DOCUMENT EXCERPT
◆ ◆ ◆ ◆

Most of the articles dealing with molar distalization used CBS and the pterygoid vertical plane (PtV) line for measurements. Dentoalveolar effects of a distalizing device could be wrongly assessed by CBS in growing subjects; in addition, forward growth of the maxilla could lead to misleading results and represent a measurement bias.²⁷ For this reason, in our study dentoalveolar maxillary measurements traced by the CBS were compared to MS. No significant differences in vertical and angular measurements were detected (Table 6). Only a slight difference in horizontal movements relative to the molar and premolar was noted, so that CBS could underestimate the amount of molar distalization and overestimate the premolar anchorage loss, but these changes were not clinically significant.

The retrospective study and the analysis focusing primarily on the changes before and after the distalization phase can be considered weaknesses of this study. However, all patients treated with these mechanics were included in the study in order to avoid selection bias and the possibility of choosing some patients and screening out others, reducing the risk of influencing the final outcomes.

◆ ◆ ◆ ◆

DATASET EXCERPTS
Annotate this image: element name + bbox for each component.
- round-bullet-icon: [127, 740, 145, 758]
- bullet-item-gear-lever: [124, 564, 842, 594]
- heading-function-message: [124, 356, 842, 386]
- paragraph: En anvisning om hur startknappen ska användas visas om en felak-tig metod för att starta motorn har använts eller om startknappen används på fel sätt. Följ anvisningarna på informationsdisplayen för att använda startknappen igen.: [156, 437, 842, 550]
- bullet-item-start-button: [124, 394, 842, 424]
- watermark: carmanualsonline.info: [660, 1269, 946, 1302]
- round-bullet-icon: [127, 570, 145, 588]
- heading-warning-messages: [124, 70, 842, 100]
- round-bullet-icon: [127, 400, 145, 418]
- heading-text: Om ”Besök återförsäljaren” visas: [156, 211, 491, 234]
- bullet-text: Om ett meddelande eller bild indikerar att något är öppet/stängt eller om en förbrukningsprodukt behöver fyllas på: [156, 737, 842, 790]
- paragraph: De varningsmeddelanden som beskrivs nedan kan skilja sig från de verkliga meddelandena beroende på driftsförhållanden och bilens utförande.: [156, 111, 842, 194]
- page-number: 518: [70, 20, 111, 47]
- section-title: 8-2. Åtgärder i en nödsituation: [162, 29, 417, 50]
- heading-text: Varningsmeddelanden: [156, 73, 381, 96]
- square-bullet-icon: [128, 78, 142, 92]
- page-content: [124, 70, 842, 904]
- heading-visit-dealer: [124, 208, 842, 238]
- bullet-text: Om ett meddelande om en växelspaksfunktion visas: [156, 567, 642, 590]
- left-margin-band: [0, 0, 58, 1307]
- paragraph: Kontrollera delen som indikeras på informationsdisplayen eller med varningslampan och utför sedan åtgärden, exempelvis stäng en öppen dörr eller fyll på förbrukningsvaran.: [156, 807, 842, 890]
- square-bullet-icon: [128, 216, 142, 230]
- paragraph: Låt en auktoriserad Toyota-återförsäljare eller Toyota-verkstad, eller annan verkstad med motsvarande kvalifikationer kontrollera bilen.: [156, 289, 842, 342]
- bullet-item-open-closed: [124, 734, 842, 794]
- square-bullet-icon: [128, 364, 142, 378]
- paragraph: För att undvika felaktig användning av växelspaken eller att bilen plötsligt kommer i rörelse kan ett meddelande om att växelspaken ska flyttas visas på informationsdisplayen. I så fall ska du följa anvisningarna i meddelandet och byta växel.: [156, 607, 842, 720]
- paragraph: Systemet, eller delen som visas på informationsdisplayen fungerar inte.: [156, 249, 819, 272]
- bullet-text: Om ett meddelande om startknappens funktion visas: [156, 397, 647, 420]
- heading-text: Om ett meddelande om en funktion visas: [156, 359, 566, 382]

◆ ◆ ◆ ◆

WHAT IS EXPECTED
Please write the next part of the molar distalization passage, starting after its last sentence. The rows come from a separate source, not from the molar distalization passage.

EXERCISE RESULT
Further long-term prospective studies should be conducted in order to confirm our results and to report data at the end of orthodontic treatment or long-term follow-up. Moreover, since mesial molar rotation is often present before treatment in Class II patients, another interesting topic to investigate might be the effect of buccal or palatal mechanics on molar rotation during the distalization phase based on analysis of data measured on plaster casts.

CONCLUSIONS

• The null hypothesis was rejected.

• MGBM resulted in less distalization time and a greater amount of molar distalization than did DS.

• MGBM resulted in more efficient movement than did DS during the distalization phase, but it also presented greater molar distal tipping, premolar mesial movement, and a slight incisor proclination.

• Spontaneous distal drifting of the premolar and no substantial changes at the maxillary incisor were noted in the DS group.

• No significant vertical changes were observed during distalization in either group.